WHAT THE TASK REQUIRES
Every line below that mentions the word "TrueType" should be copied out.

[Data excerpts]
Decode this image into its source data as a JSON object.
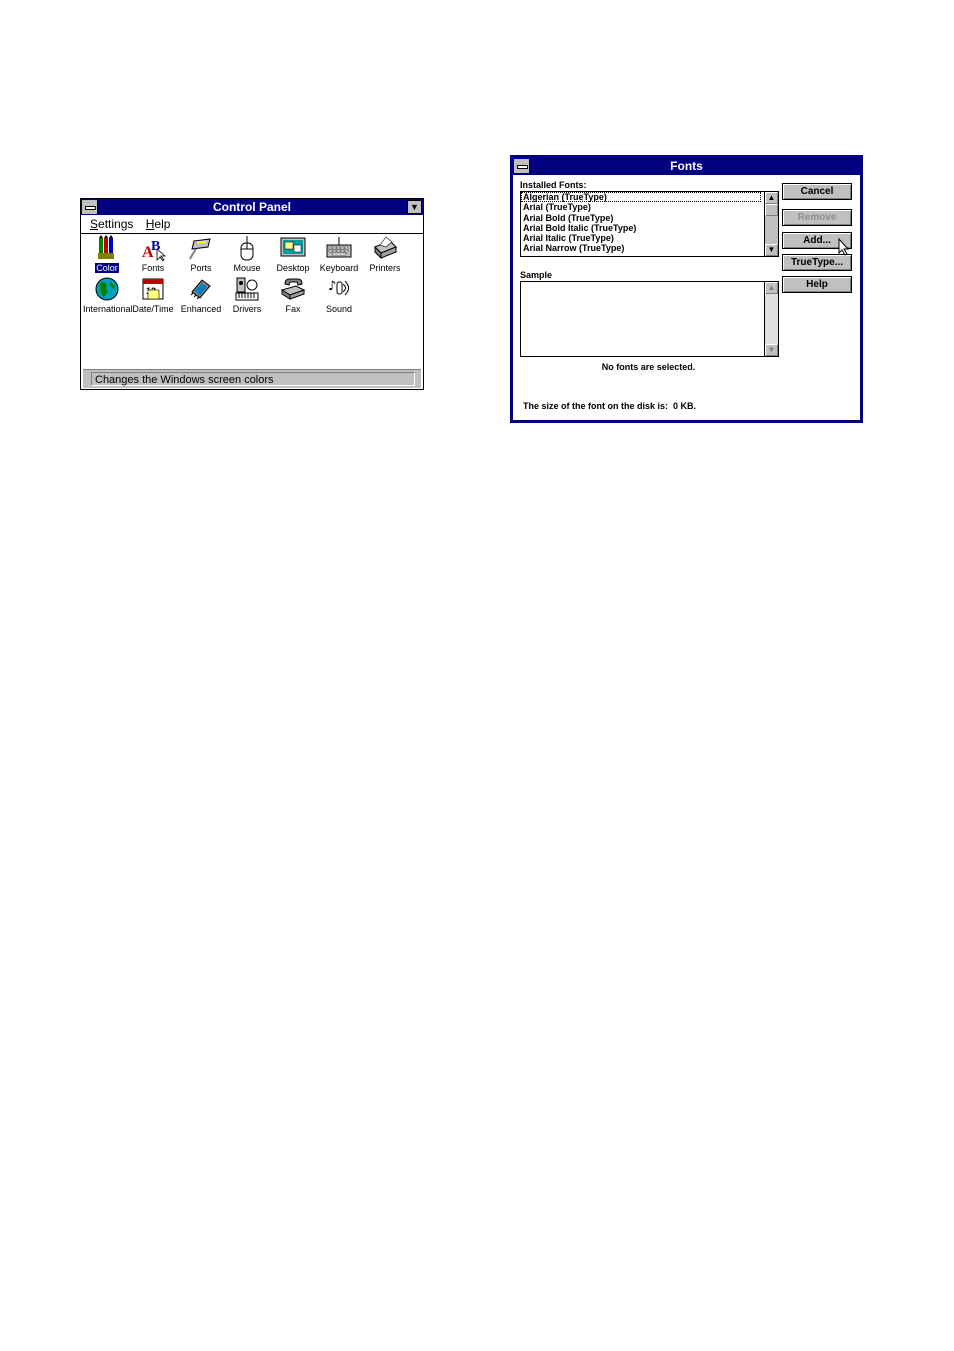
{
  "control_panel": {
    "title": "Control Panel",
    "menu": [
      {
        "label": "Settings",
        "underline": "S"
      },
      {
        "label": "Help",
        "underline": "H"
      }
    ],
    "icons": [
      {
        "label": "Color",
        "icon": "color-palette-icon"
      },
      {
        "label": "Fonts",
        "icon": "fonts-icon"
      },
      {
        "label": "Ports",
        "icon": "ports-icon"
      },
      {
        "label": "Mouse",
        "icon": "mouse-icon"
      },
      {
        "label": "Desktop",
        "icon": "desktop-icon"
      },
      {
        "label": "Keyboard",
        "icon": "keyboard-icon"
      },
      {
        "label": "Printers",
        "icon": "printer-icon"
      },
      {
        "label": "International",
        "icon": "globe-icon"
      },
      {
        "label": "Date/Time",
        "icon": "calendar-clock-icon"
      },
      {
        "label": "Enhanced",
        "icon": "chip-icon"
      },
      {
        "label": "Drivers",
        "icon": "drivers-icon"
      },
      {
        "label": "Fax",
        "icon": "fax-icon"
      },
      {
        "label": "Sound",
        "icon": "sound-icon"
      }
    ],
    "selected_icon": "Color",
    "status": "Changes the Windows screen colors"
  },
  "fonts_dialog": {
    "title": "Fonts",
    "installed_label": "Installed Fonts:",
    "installed_fonts": [
      "Algerian (TrueType)",
      "Arial (TrueType)",
      "Arial Bold (TrueType)",
      "Arial Bold Italic (TrueType)",
      "Arial Italic (TrueType)",
      "Arial Narrow (TrueType)"
    ],
    "sample_label": "Sample",
    "no_selection_text": "No fonts are selected.",
    "size_text": "The size of the font on the disk is:  0 KB.",
    "buttons": {
      "cancel": "Cancel",
      "remove": "Remove",
      "add": "Add...",
      "truetype": "TrueType...",
      "help": "Help"
    }
  },
  "colors": {
    "titlebar": "#000080",
    "face": "#c0c0c0"
  }
}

FULL RESPONSE
      "Algerian (TrueType)",
      "Arial (TrueType)",
      "Arial Bold (TrueType)",
      "Arial Bold Italic (TrueType)",
      "Arial Italic (TrueType)",
      "Arial Narrow (TrueType)"
      "truetype": "TrueType...",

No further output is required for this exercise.